Set exercise ▸
Restate the data word for word and leave the images out.

Stored rows ▸

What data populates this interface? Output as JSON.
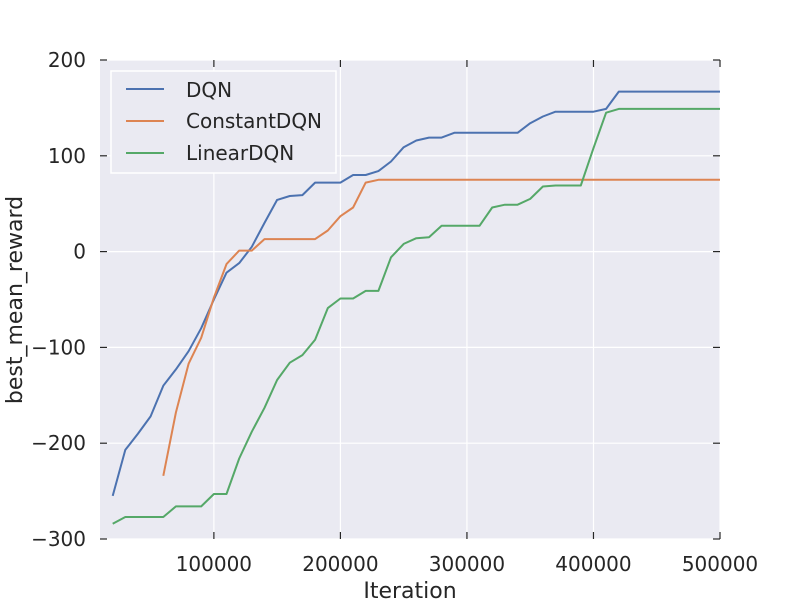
{
  "chart_data": {
    "type": "line",
    "title": "",
    "xlabel": "Iteration",
    "ylabel": "best_mean_reward",
    "xlim": [
      10000,
      500000
    ],
    "ylim": [
      -300,
      200
    ],
    "grid": true,
    "plot_background": "#eaeaf2",
    "grid_color": "#ffffff",
    "legend_position": "upper-left",
    "x_ticks": [
      100000,
      200000,
      300000,
      400000,
      500000
    ],
    "x_tick_labels": [
      "100000",
      "200000",
      "300000",
      "400000",
      "500000"
    ],
    "y_ticks": [
      -300,
      -200,
      -100,
      0,
      100,
      200
    ],
    "y_tick_labels": [
      "−300",
      "−200",
      "−100",
      "0",
      "100",
      "200"
    ],
    "series": [
      {
        "name": "DQN",
        "color": "#4c72b0",
        "points": [
          [
            20000,
            -255
          ],
          [
            30000,
            -207
          ],
          [
            40000,
            -190
          ],
          [
            50000,
            -172
          ],
          [
            60000,
            -140
          ],
          [
            70000,
            -123
          ],
          [
            80000,
            -104
          ],
          [
            90000,
            -80
          ],
          [
            100000,
            -50
          ],
          [
            110000,
            -22
          ],
          [
            120000,
            -12
          ],
          [
            130000,
            5
          ],
          [
            140000,
            30
          ],
          [
            150000,
            54
          ],
          [
            160000,
            58
          ],
          [
            170000,
            59
          ],
          [
            180000,
            72
          ],
          [
            190000,
            72
          ],
          [
            200000,
            72
          ],
          [
            210000,
            80
          ],
          [
            220000,
            80
          ],
          [
            230000,
            84
          ],
          [
            240000,
            94
          ],
          [
            250000,
            109
          ],
          [
            260000,
            116
          ],
          [
            270000,
            119
          ],
          [
            280000,
            119
          ],
          [
            290000,
            124
          ],
          [
            300000,
            124
          ],
          [
            310000,
            124
          ],
          [
            320000,
            124
          ],
          [
            330000,
            124
          ],
          [
            340000,
            124
          ],
          [
            350000,
            134
          ],
          [
            360000,
            141
          ],
          [
            370000,
            146
          ],
          [
            380000,
            146
          ],
          [
            390000,
            146
          ],
          [
            400000,
            146
          ],
          [
            410000,
            149
          ],
          [
            420000,
            167
          ],
          [
            430000,
            167
          ],
          [
            440000,
            167
          ],
          [
            450000,
            167
          ],
          [
            460000,
            167
          ],
          [
            470000,
            167
          ],
          [
            480000,
            167
          ],
          [
            490000,
            167
          ],
          [
            500000,
            167
          ]
        ]
      },
      {
        "name": "ConstantDQN",
        "color": "#dd8452",
        "points": [
          [
            60000,
            -234
          ],
          [
            70000,
            -168
          ],
          [
            80000,
            -117
          ],
          [
            90000,
            -90
          ],
          [
            100000,
            -48
          ],
          [
            110000,
            -13
          ],
          [
            120000,
            1
          ],
          [
            130000,
            1
          ],
          [
            140000,
            13
          ],
          [
            150000,
            13
          ],
          [
            160000,
            13
          ],
          [
            170000,
            13
          ],
          [
            180000,
            13
          ],
          [
            190000,
            22
          ],
          [
            200000,
            37
          ],
          [
            210000,
            46
          ],
          [
            220000,
            72
          ],
          [
            230000,
            75
          ],
          [
            240000,
            75
          ],
          [
            250000,
            75
          ],
          [
            260000,
            75
          ],
          [
            270000,
            75
          ],
          [
            280000,
            75
          ],
          [
            290000,
            75
          ],
          [
            300000,
            75
          ],
          [
            310000,
            75
          ],
          [
            320000,
            75
          ],
          [
            330000,
            75
          ],
          [
            340000,
            75
          ],
          [
            350000,
            75
          ],
          [
            360000,
            75
          ],
          [
            370000,
            75
          ],
          [
            380000,
            75
          ],
          [
            390000,
            75
          ],
          [
            400000,
            75
          ],
          [
            410000,
            75
          ],
          [
            420000,
            75
          ],
          [
            430000,
            75
          ],
          [
            440000,
            75
          ],
          [
            450000,
            75
          ],
          [
            460000,
            75
          ],
          [
            470000,
            75
          ],
          [
            480000,
            75
          ],
          [
            490000,
            75
          ],
          [
            500000,
            75
          ]
        ]
      },
      {
        "name": "LinearDQN",
        "color": "#55a868",
        "points": [
          [
            20000,
            -284
          ],
          [
            30000,
            -277
          ],
          [
            40000,
            -277
          ],
          [
            50000,
            -277
          ],
          [
            60000,
            -277
          ],
          [
            70000,
            -266
          ],
          [
            80000,
            -266
          ],
          [
            90000,
            -266
          ],
          [
            100000,
            -253
          ],
          [
            110000,
            -253
          ],
          [
            120000,
            -216
          ],
          [
            130000,
            -188
          ],
          [
            140000,
            -163
          ],
          [
            150000,
            -134
          ],
          [
            160000,
            -116
          ],
          [
            170000,
            -108
          ],
          [
            180000,
            -92
          ],
          [
            190000,
            -59
          ],
          [
            200000,
            -49
          ],
          [
            210000,
            -49
          ],
          [
            220000,
            -41
          ],
          [
            230000,
            -41
          ],
          [
            240000,
            -6
          ],
          [
            250000,
            8
          ],
          [
            260000,
            14
          ],
          [
            270000,
            15
          ],
          [
            280000,
            27
          ],
          [
            290000,
            27
          ],
          [
            300000,
            27
          ],
          [
            310000,
            27
          ],
          [
            320000,
            46
          ],
          [
            330000,
            49
          ],
          [
            340000,
            49
          ],
          [
            350000,
            55
          ],
          [
            360000,
            68
          ],
          [
            370000,
            69
          ],
          [
            380000,
            69
          ],
          [
            390000,
            69
          ],
          [
            400000,
            108
          ],
          [
            410000,
            145
          ],
          [
            420000,
            149
          ],
          [
            430000,
            149
          ],
          [
            440000,
            149
          ],
          [
            450000,
            149
          ],
          [
            460000,
            149
          ],
          [
            470000,
            149
          ],
          [
            480000,
            149
          ],
          [
            490000,
            149
          ],
          [
            500000,
            149
          ]
        ]
      }
    ]
  }
}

Answer to the problem ▸
What data populates this interface? Output as JSON.
{
  "chart_data": {
    "type": "line",
    "title": "",
    "xlabel": "Iteration",
    "ylabel": "best_mean_reward",
    "xlim": [
      10000,
      500000
    ],
    "ylim": [
      -300,
      200
    ],
    "grid": true,
    "plot_background": "#eaeaf2",
    "grid_color": "#ffffff",
    "legend_position": "upper-left",
    "x_ticks": [
      100000,
      200000,
      300000,
      400000,
      500000
    ],
    "x_tick_labels": [
      "100000",
      "200000",
      "300000",
      "400000",
      "500000"
    ],
    "y_ticks": [
      -300,
      -200,
      -100,
      0,
      100,
      200
    ],
    "y_tick_labels": [
      "−300",
      "−200",
      "−100",
      "0",
      "100",
      "200"
    ],
    "series": [
      {
        "name": "DQN",
        "color": "#4c72b0",
        "points": [
          [
            20000,
            -255
          ],
          [
            30000,
            -207
          ],
          [
            40000,
            -190
          ],
          [
            50000,
            -172
          ],
          [
            60000,
            -140
          ],
          [
            70000,
            -123
          ],
          [
            80000,
            -104
          ],
          [
            90000,
            -80
          ],
          [
            100000,
            -50
          ],
          [
            110000,
            -22
          ],
          [
            120000,
            -12
          ],
          [
            130000,
            5
          ],
          [
            140000,
            30
          ],
          [
            150000,
            54
          ],
          [
            160000,
            58
          ],
          [
            170000,
            59
          ],
          [
            180000,
            72
          ],
          [
            190000,
            72
          ],
          [
            200000,
            72
          ],
          [
            210000,
            80
          ],
          [
            220000,
            80
          ],
          [
            230000,
            84
          ],
          [
            240000,
            94
          ],
          [
            250000,
            109
          ],
          [
            260000,
            116
          ],
          [
            270000,
            119
          ],
          [
            280000,
            119
          ],
          [
            290000,
            124
          ],
          [
            300000,
            124
          ],
          [
            310000,
            124
          ],
          [
            320000,
            124
          ],
          [
            330000,
            124
          ],
          [
            340000,
            124
          ],
          [
            350000,
            134
          ],
          [
            360000,
            141
          ],
          [
            370000,
            146
          ],
          [
            380000,
            146
          ],
          [
            390000,
            146
          ],
          [
            400000,
            146
          ],
          [
            410000,
            149
          ],
          [
            420000,
            167
          ],
          [
            430000,
            167
          ],
          [
            440000,
            167
          ],
          [
            450000,
            167
          ],
          [
            460000,
            167
          ],
          [
            470000,
            167
          ],
          [
            480000,
            167
          ],
          [
            490000,
            167
          ],
          [
            500000,
            167
          ]
        ]
      },
      {
        "name": "ConstantDQN",
        "color": "#dd8452",
        "points": [
          [
            60000,
            -234
          ],
          [
            70000,
            -168
          ],
          [
            80000,
            -117
          ],
          [
            90000,
            -90
          ],
          [
            100000,
            -48
          ],
          [
            110000,
            -13
          ],
          [
            120000,
            1
          ],
          [
            130000,
            1
          ],
          [
            140000,
            13
          ],
          [
            150000,
            13
          ],
          [
            160000,
            13
          ],
          [
            170000,
            13
          ],
          [
            180000,
            13
          ],
          [
            190000,
            22
          ],
          [
            200000,
            37
          ],
          [
            210000,
            46
          ],
          [
            220000,
            72
          ],
          [
            230000,
            75
          ],
          [
            240000,
            75
          ],
          [
            250000,
            75
          ],
          [
            260000,
            75
          ],
          [
            270000,
            75
          ],
          [
            280000,
            75
          ],
          [
            290000,
            75
          ],
          [
            300000,
            75
          ],
          [
            310000,
            75
          ],
          [
            320000,
            75
          ],
          [
            330000,
            75
          ],
          [
            340000,
            75
          ],
          [
            350000,
            75
          ],
          [
            360000,
            75
          ],
          [
            370000,
            75
          ],
          [
            380000,
            75
          ],
          [
            390000,
            75
          ],
          [
            400000,
            75
          ],
          [
            410000,
            75
          ],
          [
            420000,
            75
          ],
          [
            430000,
            75
          ],
          [
            440000,
            75
          ],
          [
            450000,
            75
          ],
          [
            460000,
            75
          ],
          [
            470000,
            75
          ],
          [
            480000,
            75
          ],
          [
            490000,
            75
          ],
          [
            500000,
            75
          ]
        ]
      },
      {
        "name": "LinearDQN",
        "color": "#55a868",
        "points": [
          [
            20000,
            -284
          ],
          [
            30000,
            -277
          ],
          [
            40000,
            -277
          ],
          [
            50000,
            -277
          ],
          [
            60000,
            -277
          ],
          [
            70000,
            -266
          ],
          [
            80000,
            -266
          ],
          [
            90000,
            -266
          ],
          [
            100000,
            -253
          ],
          [
            110000,
            -253
          ],
          [
            120000,
            -216
          ],
          [
            130000,
            -188
          ],
          [
            140000,
            -163
          ],
          [
            150000,
            -134
          ],
          [
            160000,
            -116
          ],
          [
            170000,
            -108
          ],
          [
            180000,
            -92
          ],
          [
            190000,
            -59
          ],
          [
            200000,
            -49
          ],
          [
            210000,
            -49
          ],
          [
            220000,
            -41
          ],
          [
            230000,
            -41
          ],
          [
            240000,
            -6
          ],
          [
            250000,
            8
          ],
          [
            260000,
            14
          ],
          [
            270000,
            15
          ],
          [
            280000,
            27
          ],
          [
            290000,
            27
          ],
          [
            300000,
            27
          ],
          [
            310000,
            27
          ],
          [
            320000,
            46
          ],
          [
            330000,
            49
          ],
          [
            340000,
            49
          ],
          [
            350000,
            55
          ],
          [
            360000,
            68
          ],
          [
            370000,
            69
          ],
          [
            380000,
            69
          ],
          [
            390000,
            69
          ],
          [
            400000,
            108
          ],
          [
            410000,
            145
          ],
          [
            420000,
            149
          ],
          [
            430000,
            149
          ],
          [
            440000,
            149
          ],
          [
            450000,
            149
          ],
          [
            460000,
            149
          ],
          [
            470000,
            149
          ],
          [
            480000,
            149
          ],
          [
            490000,
            149
          ],
          [
            500000,
            149
          ]
        ]
      }
    ]
  }
}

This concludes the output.